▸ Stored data

--------

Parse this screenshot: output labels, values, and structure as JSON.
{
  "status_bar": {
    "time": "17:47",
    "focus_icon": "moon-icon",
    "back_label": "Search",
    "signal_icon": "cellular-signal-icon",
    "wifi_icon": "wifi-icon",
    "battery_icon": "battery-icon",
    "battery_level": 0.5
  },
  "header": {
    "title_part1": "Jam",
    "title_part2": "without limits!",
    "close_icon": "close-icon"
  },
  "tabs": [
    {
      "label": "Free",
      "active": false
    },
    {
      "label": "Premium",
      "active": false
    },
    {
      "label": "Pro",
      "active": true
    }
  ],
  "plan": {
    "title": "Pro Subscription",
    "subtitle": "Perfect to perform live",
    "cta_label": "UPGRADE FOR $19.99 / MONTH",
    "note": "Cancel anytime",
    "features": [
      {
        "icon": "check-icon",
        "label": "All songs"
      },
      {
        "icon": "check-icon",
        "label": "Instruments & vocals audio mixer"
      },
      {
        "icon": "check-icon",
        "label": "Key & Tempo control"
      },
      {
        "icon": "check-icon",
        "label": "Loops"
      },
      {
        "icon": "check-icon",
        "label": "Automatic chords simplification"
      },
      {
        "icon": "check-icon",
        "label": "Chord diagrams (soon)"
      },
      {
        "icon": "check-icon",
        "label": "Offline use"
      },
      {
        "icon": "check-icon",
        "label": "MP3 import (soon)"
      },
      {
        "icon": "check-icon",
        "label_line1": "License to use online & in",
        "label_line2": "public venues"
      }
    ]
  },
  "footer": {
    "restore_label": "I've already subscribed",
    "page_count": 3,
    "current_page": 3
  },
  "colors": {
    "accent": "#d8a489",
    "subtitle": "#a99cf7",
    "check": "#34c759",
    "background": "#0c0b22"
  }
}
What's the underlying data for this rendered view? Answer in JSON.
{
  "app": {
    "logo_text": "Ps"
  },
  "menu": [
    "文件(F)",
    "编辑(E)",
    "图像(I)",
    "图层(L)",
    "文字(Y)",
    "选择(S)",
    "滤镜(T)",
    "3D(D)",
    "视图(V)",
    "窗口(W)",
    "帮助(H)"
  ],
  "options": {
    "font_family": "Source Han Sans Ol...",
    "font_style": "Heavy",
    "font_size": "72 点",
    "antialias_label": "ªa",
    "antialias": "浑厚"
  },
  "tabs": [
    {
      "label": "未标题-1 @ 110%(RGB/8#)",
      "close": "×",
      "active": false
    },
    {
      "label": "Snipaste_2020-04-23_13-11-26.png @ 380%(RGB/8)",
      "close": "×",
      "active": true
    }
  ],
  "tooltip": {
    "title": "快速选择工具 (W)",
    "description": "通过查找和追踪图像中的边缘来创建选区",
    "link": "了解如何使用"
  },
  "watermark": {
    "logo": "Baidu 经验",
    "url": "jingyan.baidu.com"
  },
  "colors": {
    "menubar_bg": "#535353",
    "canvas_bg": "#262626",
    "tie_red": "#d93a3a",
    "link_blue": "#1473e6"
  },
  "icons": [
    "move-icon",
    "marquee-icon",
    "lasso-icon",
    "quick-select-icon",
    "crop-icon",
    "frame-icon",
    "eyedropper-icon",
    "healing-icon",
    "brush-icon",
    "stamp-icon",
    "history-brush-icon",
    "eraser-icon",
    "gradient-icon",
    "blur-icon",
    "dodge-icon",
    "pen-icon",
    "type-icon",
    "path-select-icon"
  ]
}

--------

▸ Job
Take the entries and copy them out exactly.

▸ Correct output
Parse this screenshot: output labels, values, and structure as JSON.
{
  "status_bar": {
    "time": "17:47",
    "focus_icon": "moon-icon",
    "back_label": "Search",
    "signal_icon": "cellular-signal-icon",
    "wifi_icon": "wifi-icon",
    "battery_icon": "battery-icon",
    "battery_level": 0.5
  },
  "header": {
    "title_part1": "Jam",
    "title_part2": "without limits!",
    "close_icon": "close-icon"
  },
  "tabs": [
    {
      "label": "Free",
      "active": false
    },
    {
      "label": "Premium",
      "active": false
    },
    {
      "label": "Pro",
      "active": true
    }
  ],
  "plan": {
    "title": "Pro Subscription",
    "subtitle": "Perfect to perform live",
    "cta_label": "UPGRADE FOR $19.99 / MONTH",
    "note": "Cancel anytime",
    "features": [
      {
        "icon": "check-icon",
        "label": "All songs"
      },
      {
        "icon": "check-icon",
        "label": "Instruments & vocals audio mixer"
      },
      {
        "icon": "check-icon",
        "label": "Key & Tempo control"
      },
      {
        "icon": "check-icon",
        "label": "Loops"
      },
      {
        "icon": "check-icon",
        "label": "Automatic chords simplification"
      },
      {
        "icon": "check-icon",
        "label": "Chord diagrams (soon)"
      },
      {
        "icon": "check-icon",
        "label": "Offline use"
      },
      {
        "icon": "check-icon",
        "label": "MP3 import (soon)"
      },
      {
        "icon": "check-icon",
        "label_line1": "License to use online & in",
        "label_line2": "public venues"
      }
    ]
  },
  "footer": {
    "restore_label": "I've already subscribed",
    "page_count": 3,
    "current_page": 3
  },
  "colors": {
    "accent": "#d8a489",
    "subtitle": "#a99cf7",
    "check": "#34c759",
    "background": "#0c0b22"
  }
}
What's the underlying data for this rendered view? Answer in JSON.
{
  "app": {
    "logo_text": "Ps"
  },
  "menu": [
    "文件(F)",
    "编辑(E)",
    "图像(I)",
    "图层(L)",
    "文字(Y)",
    "选择(S)",
    "滤镜(T)",
    "3D(D)",
    "视图(V)",
    "窗口(W)",
    "帮助(H)"
  ],
  "options": {
    "font_family": "Source Han Sans Ol...",
    "font_style": "Heavy",
    "font_size": "72 点",
    "antialias_label": "ªa",
    "antialias": "浑厚"
  },
  "tabs": [
    {
      "label": "未标题-1 @ 110%(RGB/8#)",
      "close": "×",
      "active": false
    },
    {
      "label": "Snipaste_2020-04-23_13-11-26.png @ 380%(RGB/8)",
      "close": "×",
      "active": true
    }
  ],
  "tooltip": {
    "title": "快速选择工具 (W)",
    "description": "通过查找和追踪图像中的边缘来创建选区",
    "link": "了解如何使用"
  },
  "watermark": {
    "logo": "Baidu 经验",
    "url": "jingyan.baidu.com"
  },
  "colors": {
    "menubar_bg": "#535353",
    "canvas_bg": "#262626",
    "tie_red": "#d93a3a",
    "link_blue": "#1473e6"
  },
  "icons": [
    "move-icon",
    "marquee-icon",
    "lasso-icon",
    "quick-select-icon",
    "crop-icon",
    "frame-icon",
    "eyedropper-icon",
    "healing-icon",
    "brush-icon",
    "stamp-icon",
    "history-brush-icon",
    "eraser-icon",
    "gradient-icon",
    "blur-icon",
    "dodge-icon",
    "pen-icon",
    "type-icon",
    "path-select-icon"
  ]
}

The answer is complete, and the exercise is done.